Figure record extracts:

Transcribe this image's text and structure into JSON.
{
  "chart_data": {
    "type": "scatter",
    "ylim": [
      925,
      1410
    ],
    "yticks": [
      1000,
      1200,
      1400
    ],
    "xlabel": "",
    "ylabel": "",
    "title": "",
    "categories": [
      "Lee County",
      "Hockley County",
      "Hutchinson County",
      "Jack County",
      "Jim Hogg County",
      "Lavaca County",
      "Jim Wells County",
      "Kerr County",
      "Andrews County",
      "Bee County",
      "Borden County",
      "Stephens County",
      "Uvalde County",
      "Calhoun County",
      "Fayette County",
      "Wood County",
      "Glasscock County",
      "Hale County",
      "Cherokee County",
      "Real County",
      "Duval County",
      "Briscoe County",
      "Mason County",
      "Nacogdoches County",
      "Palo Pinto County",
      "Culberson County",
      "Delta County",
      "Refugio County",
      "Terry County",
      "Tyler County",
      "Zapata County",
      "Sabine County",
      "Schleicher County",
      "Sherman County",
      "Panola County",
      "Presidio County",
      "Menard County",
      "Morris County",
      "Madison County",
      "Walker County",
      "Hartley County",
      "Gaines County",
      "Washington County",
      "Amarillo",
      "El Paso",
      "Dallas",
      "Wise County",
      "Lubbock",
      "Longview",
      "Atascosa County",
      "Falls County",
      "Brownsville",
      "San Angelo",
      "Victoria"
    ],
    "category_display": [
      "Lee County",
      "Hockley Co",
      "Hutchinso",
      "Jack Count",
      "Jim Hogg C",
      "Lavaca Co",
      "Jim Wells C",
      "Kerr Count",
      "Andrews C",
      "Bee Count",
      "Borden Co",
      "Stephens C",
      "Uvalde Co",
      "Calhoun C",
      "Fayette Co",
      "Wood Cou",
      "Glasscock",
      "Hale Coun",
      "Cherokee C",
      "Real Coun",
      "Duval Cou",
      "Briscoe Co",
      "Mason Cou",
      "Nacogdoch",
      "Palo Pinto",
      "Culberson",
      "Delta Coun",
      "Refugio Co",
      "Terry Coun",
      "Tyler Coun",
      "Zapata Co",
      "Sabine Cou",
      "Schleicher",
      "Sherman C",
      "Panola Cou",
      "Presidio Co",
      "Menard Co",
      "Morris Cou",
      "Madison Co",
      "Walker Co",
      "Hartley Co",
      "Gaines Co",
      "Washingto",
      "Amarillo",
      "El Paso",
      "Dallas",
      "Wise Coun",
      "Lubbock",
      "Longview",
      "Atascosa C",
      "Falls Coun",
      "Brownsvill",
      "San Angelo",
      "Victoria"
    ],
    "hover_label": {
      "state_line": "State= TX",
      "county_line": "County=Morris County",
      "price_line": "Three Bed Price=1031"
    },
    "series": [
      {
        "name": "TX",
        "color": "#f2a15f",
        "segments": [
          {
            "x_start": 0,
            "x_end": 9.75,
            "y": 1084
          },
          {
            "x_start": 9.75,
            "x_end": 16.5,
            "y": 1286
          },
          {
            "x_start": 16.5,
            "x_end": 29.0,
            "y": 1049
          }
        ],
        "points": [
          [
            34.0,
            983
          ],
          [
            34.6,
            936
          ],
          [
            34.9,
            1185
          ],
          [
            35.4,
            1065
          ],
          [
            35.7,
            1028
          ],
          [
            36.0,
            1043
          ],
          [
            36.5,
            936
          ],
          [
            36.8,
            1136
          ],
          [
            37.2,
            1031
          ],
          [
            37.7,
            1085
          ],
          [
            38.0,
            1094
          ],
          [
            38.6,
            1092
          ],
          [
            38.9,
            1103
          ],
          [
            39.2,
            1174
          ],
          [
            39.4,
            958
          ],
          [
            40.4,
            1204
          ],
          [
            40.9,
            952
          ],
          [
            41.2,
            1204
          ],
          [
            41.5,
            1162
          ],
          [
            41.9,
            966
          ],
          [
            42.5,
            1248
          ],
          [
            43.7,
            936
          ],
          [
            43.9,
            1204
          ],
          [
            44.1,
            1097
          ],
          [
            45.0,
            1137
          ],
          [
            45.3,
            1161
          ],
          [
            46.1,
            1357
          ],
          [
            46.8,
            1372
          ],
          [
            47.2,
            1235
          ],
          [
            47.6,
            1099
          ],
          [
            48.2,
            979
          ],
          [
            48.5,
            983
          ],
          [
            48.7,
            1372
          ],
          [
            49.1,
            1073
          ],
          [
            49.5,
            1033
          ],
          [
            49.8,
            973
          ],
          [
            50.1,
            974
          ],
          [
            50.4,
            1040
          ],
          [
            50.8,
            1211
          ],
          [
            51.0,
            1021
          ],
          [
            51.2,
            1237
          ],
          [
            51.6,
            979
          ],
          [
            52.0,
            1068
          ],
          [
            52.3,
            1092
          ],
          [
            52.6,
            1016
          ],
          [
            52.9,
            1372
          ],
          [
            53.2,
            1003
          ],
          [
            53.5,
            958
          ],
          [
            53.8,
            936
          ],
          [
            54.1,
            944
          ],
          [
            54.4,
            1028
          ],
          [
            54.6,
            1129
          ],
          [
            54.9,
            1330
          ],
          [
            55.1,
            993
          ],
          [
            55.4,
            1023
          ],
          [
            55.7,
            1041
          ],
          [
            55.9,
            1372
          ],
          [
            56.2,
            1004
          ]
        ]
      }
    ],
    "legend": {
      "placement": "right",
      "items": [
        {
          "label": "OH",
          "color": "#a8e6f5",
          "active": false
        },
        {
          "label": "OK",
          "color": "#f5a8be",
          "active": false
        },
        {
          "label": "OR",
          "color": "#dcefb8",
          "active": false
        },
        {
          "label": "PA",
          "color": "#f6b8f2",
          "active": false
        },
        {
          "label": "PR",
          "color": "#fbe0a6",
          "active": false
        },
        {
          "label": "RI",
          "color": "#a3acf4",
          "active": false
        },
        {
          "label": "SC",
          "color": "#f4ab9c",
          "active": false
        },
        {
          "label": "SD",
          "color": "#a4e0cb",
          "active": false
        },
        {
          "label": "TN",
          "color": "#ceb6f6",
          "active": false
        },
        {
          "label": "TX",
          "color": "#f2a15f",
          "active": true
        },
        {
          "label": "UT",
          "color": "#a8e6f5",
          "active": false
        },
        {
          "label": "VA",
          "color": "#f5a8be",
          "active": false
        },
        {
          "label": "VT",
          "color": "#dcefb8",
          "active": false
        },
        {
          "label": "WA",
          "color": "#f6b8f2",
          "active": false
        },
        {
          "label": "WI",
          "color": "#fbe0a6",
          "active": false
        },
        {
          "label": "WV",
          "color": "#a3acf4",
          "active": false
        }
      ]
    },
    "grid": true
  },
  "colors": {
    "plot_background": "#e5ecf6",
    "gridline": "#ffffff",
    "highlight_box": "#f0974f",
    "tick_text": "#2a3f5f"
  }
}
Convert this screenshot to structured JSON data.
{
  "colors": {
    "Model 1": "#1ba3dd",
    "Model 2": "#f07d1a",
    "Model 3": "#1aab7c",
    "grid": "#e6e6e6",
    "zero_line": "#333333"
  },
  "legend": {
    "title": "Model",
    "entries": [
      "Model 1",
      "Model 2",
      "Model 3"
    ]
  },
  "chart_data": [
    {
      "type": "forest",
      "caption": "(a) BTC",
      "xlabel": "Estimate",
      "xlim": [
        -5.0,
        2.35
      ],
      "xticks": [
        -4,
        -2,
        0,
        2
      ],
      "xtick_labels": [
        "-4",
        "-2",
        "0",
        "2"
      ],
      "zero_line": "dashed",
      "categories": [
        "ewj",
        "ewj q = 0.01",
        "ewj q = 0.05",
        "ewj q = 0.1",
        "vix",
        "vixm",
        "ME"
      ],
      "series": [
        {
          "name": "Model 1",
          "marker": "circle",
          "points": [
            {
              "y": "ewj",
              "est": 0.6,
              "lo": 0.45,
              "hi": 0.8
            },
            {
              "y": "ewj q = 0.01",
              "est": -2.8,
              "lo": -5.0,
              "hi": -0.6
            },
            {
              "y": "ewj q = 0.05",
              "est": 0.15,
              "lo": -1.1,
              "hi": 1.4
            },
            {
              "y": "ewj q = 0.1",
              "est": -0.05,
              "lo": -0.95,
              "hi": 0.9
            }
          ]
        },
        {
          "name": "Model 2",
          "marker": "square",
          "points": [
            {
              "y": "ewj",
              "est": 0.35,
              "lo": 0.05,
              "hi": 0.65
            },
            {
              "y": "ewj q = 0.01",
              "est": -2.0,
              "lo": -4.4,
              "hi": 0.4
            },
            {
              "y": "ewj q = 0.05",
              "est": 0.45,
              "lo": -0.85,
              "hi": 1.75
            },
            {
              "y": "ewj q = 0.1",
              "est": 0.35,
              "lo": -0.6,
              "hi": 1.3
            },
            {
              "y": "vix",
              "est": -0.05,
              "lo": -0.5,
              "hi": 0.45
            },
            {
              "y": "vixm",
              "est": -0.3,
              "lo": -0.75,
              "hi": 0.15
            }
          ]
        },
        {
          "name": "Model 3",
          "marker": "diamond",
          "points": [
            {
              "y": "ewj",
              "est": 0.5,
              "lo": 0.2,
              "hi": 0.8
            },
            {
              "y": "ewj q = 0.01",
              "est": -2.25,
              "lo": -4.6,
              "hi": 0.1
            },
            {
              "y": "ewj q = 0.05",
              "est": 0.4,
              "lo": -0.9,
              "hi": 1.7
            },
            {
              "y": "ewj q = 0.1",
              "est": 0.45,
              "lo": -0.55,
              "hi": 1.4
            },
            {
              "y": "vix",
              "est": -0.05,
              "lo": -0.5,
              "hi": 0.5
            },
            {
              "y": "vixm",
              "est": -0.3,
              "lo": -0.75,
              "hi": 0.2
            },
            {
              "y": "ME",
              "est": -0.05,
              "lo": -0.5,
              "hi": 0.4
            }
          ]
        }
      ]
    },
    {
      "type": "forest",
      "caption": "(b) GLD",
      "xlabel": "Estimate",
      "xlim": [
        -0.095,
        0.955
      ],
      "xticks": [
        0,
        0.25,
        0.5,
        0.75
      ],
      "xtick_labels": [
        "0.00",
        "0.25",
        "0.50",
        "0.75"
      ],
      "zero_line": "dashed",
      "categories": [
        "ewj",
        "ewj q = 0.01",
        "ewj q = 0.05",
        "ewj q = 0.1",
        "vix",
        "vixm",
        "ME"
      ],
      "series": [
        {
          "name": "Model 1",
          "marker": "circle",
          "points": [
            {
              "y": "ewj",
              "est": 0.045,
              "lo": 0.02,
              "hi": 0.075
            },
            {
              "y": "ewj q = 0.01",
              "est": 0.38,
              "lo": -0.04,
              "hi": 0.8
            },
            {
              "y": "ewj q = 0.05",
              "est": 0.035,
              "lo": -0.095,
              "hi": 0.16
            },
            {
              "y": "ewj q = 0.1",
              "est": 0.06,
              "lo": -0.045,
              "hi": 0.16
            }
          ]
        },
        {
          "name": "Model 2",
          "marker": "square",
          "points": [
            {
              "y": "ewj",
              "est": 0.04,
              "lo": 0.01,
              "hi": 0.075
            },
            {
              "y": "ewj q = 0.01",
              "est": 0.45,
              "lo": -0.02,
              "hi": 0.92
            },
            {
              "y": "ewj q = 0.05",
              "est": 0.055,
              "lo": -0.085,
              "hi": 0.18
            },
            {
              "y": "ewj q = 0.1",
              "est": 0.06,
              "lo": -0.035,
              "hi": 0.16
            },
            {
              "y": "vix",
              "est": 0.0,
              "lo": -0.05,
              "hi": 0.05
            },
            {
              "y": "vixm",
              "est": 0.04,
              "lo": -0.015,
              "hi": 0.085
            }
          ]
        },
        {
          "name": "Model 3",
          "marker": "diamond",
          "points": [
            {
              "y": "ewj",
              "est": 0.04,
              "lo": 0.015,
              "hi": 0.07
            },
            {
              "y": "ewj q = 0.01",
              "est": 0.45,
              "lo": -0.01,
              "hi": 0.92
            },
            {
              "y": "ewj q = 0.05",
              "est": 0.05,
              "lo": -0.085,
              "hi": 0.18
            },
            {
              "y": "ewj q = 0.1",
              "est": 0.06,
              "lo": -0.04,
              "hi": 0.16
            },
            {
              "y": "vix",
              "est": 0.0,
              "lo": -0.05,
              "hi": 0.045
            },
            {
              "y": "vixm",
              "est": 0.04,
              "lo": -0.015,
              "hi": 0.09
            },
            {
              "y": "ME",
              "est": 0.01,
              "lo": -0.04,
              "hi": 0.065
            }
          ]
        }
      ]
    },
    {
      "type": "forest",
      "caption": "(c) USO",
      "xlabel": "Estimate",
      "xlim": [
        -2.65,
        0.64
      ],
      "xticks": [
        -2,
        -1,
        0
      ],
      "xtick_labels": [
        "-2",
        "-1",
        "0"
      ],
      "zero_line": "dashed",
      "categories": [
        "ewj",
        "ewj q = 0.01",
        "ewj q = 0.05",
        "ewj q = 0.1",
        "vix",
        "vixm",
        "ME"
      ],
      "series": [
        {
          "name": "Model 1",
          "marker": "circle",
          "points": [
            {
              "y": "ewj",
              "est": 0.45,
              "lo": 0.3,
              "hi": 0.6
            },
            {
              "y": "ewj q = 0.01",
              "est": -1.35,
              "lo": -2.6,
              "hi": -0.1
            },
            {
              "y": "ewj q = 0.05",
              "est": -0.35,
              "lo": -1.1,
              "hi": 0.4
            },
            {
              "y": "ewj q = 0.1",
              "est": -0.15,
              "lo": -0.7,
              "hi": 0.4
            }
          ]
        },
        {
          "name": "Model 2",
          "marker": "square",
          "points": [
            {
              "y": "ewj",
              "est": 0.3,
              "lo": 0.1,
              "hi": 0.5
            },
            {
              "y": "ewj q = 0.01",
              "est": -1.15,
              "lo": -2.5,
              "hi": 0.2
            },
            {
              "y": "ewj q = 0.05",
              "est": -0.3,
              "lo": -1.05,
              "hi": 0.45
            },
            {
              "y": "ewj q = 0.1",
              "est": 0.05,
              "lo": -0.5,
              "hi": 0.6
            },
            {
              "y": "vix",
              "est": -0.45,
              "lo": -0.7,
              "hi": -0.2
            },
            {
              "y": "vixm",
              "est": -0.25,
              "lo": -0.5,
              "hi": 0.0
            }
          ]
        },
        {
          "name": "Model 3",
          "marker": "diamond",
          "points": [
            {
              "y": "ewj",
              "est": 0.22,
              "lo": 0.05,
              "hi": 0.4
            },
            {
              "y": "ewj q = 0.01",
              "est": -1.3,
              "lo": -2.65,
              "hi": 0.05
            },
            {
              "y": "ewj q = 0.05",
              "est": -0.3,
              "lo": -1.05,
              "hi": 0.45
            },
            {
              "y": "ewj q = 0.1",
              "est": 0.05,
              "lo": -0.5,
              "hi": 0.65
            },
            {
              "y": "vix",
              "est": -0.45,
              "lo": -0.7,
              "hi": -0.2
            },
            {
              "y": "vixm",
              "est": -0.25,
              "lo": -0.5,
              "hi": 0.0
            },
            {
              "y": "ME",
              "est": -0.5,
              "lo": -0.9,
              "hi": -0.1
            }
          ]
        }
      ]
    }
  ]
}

> [WHAT YOU NEED TO DO] Copy all lines of the listing above that contain the string "JSON".

> [RESULT FOR THIS EXERCISE]
Transcribe this image's text and structure into JSON.
Convert this screenshot to structured JSON data.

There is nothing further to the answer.